→ RECORDS SUPPLIED
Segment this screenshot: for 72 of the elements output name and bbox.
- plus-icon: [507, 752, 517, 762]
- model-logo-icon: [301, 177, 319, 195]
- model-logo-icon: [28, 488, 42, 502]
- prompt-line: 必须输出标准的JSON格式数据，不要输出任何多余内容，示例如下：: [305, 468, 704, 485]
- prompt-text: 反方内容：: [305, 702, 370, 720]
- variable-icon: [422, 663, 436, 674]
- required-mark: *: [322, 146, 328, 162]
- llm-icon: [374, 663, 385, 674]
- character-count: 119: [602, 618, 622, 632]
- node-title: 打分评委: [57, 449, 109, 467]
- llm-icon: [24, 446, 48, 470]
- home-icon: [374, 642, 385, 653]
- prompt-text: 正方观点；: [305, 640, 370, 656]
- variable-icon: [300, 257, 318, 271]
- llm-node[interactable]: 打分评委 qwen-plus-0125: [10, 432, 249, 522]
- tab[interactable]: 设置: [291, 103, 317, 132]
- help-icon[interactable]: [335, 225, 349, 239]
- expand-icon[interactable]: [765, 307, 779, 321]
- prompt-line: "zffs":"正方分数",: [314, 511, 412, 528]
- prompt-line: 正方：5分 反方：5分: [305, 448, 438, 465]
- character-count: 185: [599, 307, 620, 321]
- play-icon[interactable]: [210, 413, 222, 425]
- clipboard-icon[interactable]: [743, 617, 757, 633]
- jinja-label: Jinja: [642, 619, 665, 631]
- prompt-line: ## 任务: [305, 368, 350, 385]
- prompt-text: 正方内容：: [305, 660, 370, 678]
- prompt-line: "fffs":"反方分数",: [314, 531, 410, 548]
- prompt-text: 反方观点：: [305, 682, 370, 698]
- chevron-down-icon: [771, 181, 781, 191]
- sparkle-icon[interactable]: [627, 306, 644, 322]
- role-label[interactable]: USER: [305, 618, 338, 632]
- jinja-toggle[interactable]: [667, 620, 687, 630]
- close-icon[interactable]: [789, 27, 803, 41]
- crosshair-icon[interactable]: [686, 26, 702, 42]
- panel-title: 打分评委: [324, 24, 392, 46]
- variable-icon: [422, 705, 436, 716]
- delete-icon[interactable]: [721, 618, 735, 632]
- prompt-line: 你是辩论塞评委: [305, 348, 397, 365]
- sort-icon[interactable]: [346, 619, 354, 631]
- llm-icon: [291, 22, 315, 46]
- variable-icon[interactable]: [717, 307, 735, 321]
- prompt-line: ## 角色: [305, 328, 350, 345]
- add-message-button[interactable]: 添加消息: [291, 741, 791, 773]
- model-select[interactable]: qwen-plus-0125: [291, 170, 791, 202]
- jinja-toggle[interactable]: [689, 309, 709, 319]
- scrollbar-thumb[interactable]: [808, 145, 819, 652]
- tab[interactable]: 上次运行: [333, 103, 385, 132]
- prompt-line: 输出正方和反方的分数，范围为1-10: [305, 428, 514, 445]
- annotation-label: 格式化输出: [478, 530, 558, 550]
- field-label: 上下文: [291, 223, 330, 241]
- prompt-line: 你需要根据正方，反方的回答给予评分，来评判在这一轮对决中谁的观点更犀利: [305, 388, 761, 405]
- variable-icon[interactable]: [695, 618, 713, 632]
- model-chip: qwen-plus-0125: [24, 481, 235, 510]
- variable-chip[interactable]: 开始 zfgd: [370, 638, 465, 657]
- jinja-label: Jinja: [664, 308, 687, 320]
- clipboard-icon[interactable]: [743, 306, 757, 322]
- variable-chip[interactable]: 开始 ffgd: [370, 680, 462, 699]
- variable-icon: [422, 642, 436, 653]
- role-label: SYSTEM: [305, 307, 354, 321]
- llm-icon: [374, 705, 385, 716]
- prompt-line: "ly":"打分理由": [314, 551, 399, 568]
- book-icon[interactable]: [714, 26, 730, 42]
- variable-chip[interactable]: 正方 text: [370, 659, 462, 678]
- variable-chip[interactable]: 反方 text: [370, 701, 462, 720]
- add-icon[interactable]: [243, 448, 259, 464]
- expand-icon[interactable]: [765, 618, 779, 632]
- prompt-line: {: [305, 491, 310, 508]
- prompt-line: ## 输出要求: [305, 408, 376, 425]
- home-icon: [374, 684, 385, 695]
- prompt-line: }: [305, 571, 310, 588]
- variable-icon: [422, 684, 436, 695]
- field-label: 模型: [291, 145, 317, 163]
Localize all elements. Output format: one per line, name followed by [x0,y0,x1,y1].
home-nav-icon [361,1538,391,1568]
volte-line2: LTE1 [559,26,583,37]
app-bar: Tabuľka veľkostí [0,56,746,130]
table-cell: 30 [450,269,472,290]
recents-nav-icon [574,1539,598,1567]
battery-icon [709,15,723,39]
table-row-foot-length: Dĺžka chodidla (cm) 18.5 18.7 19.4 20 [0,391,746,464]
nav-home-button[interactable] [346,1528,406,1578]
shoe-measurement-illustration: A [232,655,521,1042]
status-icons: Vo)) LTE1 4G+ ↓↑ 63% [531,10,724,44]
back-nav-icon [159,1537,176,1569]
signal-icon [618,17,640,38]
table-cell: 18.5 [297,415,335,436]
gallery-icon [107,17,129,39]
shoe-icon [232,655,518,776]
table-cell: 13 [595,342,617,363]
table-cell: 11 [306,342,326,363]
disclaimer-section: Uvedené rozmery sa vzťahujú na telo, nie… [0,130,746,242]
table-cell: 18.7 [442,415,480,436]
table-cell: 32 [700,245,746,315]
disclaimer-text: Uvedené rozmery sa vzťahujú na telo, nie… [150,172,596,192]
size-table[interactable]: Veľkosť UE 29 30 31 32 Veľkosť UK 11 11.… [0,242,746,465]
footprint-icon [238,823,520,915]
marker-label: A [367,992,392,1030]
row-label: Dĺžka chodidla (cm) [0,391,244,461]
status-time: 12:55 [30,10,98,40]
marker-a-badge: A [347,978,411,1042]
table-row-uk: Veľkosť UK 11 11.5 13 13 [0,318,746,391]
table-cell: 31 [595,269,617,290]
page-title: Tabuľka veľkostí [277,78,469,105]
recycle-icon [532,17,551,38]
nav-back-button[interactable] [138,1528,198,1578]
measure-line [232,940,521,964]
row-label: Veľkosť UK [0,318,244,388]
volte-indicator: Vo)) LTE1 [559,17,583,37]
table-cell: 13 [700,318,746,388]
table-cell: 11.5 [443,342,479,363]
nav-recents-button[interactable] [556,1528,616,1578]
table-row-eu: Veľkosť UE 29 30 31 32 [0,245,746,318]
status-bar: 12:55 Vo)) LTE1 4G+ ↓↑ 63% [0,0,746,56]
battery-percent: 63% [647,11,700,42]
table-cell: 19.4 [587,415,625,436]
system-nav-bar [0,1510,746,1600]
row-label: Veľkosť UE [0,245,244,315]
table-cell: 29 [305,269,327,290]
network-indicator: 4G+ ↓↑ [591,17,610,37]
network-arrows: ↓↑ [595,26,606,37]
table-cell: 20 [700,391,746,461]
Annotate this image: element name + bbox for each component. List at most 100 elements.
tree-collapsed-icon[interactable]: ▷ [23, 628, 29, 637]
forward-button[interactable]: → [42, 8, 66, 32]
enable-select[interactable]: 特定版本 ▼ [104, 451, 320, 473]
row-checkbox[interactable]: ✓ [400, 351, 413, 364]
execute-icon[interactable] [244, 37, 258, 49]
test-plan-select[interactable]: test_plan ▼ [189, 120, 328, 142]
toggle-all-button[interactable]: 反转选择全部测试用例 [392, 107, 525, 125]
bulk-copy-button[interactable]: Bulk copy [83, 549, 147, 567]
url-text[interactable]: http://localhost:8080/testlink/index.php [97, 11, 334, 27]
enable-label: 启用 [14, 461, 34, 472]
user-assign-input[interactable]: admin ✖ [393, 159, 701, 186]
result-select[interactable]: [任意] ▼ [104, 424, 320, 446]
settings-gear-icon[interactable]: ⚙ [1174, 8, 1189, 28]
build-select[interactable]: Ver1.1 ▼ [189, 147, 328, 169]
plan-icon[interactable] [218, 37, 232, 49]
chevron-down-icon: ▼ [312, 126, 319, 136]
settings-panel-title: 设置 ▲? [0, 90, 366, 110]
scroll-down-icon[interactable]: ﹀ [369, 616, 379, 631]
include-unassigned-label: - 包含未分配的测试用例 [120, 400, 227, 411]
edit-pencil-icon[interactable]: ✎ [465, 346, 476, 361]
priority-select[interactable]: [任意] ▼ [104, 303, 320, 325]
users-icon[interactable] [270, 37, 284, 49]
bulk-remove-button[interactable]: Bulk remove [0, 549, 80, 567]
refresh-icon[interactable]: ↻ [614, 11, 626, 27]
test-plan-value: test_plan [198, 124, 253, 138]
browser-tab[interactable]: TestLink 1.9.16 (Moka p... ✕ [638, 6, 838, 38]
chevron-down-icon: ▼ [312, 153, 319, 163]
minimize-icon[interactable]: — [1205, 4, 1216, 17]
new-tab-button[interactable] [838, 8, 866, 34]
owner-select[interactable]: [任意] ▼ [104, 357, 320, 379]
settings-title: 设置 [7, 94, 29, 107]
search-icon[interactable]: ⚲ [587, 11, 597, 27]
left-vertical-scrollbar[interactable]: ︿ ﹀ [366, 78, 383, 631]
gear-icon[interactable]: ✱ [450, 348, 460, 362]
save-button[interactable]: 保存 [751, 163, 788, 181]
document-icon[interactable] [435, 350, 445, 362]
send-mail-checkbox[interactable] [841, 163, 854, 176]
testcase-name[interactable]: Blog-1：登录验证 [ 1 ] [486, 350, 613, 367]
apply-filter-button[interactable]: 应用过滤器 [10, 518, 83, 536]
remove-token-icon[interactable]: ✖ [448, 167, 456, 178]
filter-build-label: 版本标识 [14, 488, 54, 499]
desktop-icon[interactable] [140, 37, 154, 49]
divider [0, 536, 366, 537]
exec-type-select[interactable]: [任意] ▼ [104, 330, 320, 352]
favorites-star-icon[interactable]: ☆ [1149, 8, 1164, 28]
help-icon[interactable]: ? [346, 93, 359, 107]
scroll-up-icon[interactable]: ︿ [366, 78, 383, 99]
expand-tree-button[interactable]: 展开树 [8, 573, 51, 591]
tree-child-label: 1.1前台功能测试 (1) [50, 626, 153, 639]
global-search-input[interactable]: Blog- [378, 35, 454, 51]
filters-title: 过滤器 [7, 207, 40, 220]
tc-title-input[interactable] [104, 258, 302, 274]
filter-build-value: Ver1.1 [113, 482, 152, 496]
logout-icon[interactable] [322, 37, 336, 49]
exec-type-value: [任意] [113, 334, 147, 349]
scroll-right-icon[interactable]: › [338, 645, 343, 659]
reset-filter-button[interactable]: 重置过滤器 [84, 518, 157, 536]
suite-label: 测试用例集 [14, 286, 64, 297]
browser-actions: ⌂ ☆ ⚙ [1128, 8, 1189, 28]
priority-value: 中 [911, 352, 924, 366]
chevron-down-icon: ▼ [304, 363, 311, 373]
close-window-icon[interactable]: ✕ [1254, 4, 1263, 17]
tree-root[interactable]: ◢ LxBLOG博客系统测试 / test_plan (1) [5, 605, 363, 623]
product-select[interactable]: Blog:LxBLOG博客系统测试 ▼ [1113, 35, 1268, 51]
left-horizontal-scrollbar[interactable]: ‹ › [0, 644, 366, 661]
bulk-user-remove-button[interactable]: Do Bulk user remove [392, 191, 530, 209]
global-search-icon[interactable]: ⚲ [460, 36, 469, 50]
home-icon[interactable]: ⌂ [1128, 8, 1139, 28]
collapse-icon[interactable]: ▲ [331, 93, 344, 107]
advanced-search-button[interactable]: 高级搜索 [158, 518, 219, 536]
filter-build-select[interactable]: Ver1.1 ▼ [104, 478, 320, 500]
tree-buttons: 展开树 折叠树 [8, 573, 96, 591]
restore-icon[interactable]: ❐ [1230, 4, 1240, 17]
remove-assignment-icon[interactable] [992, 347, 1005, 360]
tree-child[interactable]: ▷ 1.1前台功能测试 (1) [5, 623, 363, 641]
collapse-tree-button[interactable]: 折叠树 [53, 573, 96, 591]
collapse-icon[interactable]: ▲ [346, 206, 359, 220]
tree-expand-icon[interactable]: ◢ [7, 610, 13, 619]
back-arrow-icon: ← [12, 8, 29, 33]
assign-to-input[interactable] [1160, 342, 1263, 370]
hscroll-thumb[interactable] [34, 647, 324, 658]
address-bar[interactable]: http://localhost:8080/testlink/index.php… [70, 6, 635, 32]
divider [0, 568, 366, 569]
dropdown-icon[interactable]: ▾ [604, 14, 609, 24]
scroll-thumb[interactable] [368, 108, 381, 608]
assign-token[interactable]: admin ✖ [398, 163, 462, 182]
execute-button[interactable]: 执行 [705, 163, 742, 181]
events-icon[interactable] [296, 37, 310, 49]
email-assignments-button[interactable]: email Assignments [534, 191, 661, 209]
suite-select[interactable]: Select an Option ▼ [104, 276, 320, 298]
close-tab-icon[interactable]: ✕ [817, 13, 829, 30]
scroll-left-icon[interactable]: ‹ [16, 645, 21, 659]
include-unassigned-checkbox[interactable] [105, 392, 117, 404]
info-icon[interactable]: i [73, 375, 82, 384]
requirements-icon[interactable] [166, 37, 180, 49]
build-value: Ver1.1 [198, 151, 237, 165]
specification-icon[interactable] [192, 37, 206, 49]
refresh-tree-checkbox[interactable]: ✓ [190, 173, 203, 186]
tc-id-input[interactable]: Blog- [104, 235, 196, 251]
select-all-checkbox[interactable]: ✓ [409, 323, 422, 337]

→ PROBLEM STATEMENT
Determine how many lines in the items above contain the string "count", matching case exactly. Reply with the number alone.

→ THE OUTPUT
2